──────── Records for this task ────────
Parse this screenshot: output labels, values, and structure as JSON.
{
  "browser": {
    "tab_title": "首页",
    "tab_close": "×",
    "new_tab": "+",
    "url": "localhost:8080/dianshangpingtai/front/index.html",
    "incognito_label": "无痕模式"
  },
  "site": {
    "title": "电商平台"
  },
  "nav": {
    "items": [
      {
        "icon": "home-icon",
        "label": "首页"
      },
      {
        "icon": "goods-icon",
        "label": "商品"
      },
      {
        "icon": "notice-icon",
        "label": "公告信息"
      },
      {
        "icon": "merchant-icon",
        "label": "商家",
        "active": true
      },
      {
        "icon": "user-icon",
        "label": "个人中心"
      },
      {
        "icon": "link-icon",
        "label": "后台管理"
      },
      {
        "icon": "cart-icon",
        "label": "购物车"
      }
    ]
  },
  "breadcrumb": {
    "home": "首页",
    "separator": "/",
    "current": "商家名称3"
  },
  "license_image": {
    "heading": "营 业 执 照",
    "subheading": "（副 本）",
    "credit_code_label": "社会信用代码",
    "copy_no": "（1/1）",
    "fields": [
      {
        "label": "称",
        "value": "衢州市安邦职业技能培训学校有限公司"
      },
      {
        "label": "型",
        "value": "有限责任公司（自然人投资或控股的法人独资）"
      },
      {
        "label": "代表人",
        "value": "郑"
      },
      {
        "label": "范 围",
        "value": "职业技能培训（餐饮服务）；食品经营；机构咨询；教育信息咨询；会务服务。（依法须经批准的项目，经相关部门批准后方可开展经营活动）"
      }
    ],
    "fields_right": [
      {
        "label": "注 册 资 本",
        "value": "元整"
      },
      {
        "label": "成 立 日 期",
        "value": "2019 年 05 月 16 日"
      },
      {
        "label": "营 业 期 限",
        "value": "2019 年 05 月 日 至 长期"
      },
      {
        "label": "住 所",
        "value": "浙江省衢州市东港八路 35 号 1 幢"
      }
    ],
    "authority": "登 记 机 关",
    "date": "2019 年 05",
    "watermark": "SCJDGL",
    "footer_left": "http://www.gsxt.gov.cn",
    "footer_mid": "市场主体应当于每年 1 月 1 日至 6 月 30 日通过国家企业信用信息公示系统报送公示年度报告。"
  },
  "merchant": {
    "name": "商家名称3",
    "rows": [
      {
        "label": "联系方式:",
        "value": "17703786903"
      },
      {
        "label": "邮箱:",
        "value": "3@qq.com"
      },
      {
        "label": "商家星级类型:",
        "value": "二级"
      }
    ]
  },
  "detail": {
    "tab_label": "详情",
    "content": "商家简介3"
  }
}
────────
* _Work to be completed_: Restate the whole listing exactly.

* _Problem solution_:
Parse this screenshot: output labels, values, and structure as JSON.
{
  "browser": {
    "tab_title": "首页",
    "tab_close": "×",
    "new_tab": "+",
    "url": "localhost:8080/dianshangpingtai/front/index.html",
    "incognito_label": "无痕模式"
  },
  "site": {
    "title": "电商平台"
  },
  "nav": {
    "items": [
      {
        "icon": "home-icon",
        "label": "首页"
      },
      {
        "icon": "goods-icon",
        "label": "商品"
      },
      {
        "icon": "notice-icon",
        "label": "公告信息"
      },
      {
        "icon": "merchant-icon",
        "label": "商家",
        "active": true
      },
      {
        "icon": "user-icon",
        "label": "个人中心"
      },
      {
        "icon": "link-icon",
        "label": "后台管理"
      },
      {
        "icon": "cart-icon",
        "label": "购物车"
      }
    ]
  },
  "breadcrumb": {
    "home": "首页",
    "separator": "/",
    "current": "商家名称3"
  },
  "license_image": {
    "heading": "营 业 执 照",
    "subheading": "（副 本）",
    "credit_code_label": "社会信用代码",
    "copy_no": "（1/1）",
    "fields": [
      {
        "label": "称",
        "value": "衢州市安邦职业技能培训学校有限公司"
      },
      {
        "label": "型",
        "value": "有限责任公司（自然人投资或控股的法人独资）"
      },
      {
        "label": "代表人",
        "value": "郑"
      },
      {
        "label": "范 围",
        "value": "职业技能培训（餐饮服务）；食品经营；机构咨询；教育信息咨询；会务服务。（依法须经批准的项目，经相关部门批准后方可开展经营活动）"
      }
    ],
    "fields_right": [
      {
        "label": "注 册 资 本",
        "value": "元整"
      },
      {
        "label": "成 立 日 期",
        "value": "2019 年 05 月 16 日"
      },
      {
        "label": "营 业 期 限",
        "value": "2019 年 05 月 日 至 长期"
      },
      {
        "label": "住 所",
        "value": "浙江省衢州市东港八路 35 号 1 幢"
      }
    ],
    "authority": "登 记 机 关",
    "date": "2019 年 05",
    "watermark": "SCJDGL",
    "footer_left": "http://www.gsxt.gov.cn",
    "footer_mid": "市场主体应当于每年 1 月 1 日至 6 月 30 日通过国家企业信用信息公示系统报送公示年度报告。"
  },
  "merchant": {
    "name": "商家名称3",
    "rows": [
      {
        "label": "联系方式:",
        "value": "17703786903"
      },
      {
        "label": "邮箱:",
        "value": "3@qq.com"
      },
      {
        "label": "商家星级类型:",
        "value": "二级"
      }
    ]
  },
  "detail": {
    "tab_label": "详情",
    "content": "商家简介3"
  }
}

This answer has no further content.